=== WORK TO COMPLETE ===
Which lines below hold the word "Habermann"? Report each one.

___ RAW DATA

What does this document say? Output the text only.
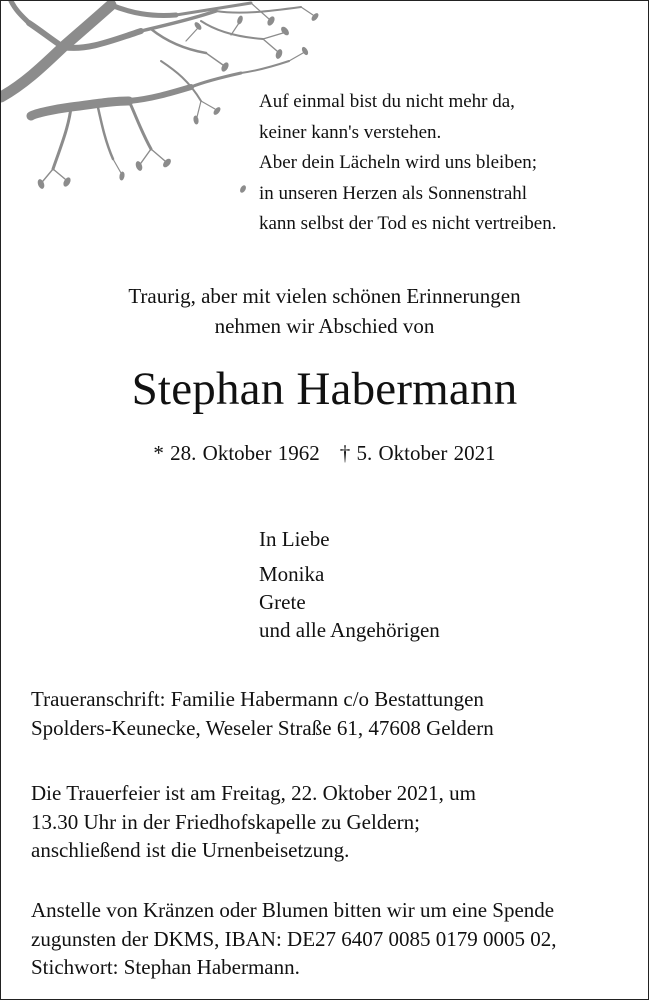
Auf einmal bist du nicht mehr da,
keiner kann's verstehen.
Aber dein Lächeln wird uns bleiben;
in unseren Herzen als Sonnenstrahl
kann selbst der Tod es nicht vertreiben.
Traurig, aber mit vielen schönen Erinnerungen
nehmen wir Abschied von
Stephan Habermann
* 28. Oktober 1962 † 5. Oktober 2021
In Liebe
Monika
Grete
und alle Angehörigen
Traueranschrift: Familie Habermann c/o Bestattungen
Spolders-Keunecke, Weseler Straße 61, 47608 Geldern
Die Trauerfeier ist am Freitag, 22. Oktober 2021, um
13.30 Uhr in der Friedhofskapelle zu Geldern;
anschließend ist die Urnenbeisetzung.
Anstelle von Kränzen oder Blumen bitten wir um eine Spende
zugunsten der DKMS, IBAN: DE27 6407 0085 0179 0005 02,
Stichwort: Stephan Habermann.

______

=== EXERCISE RESPONSE ===
Stephan Habermann
Traueranschrift: Familie Habermann c/o Bestattungen
Stichwort: Stephan Habermann.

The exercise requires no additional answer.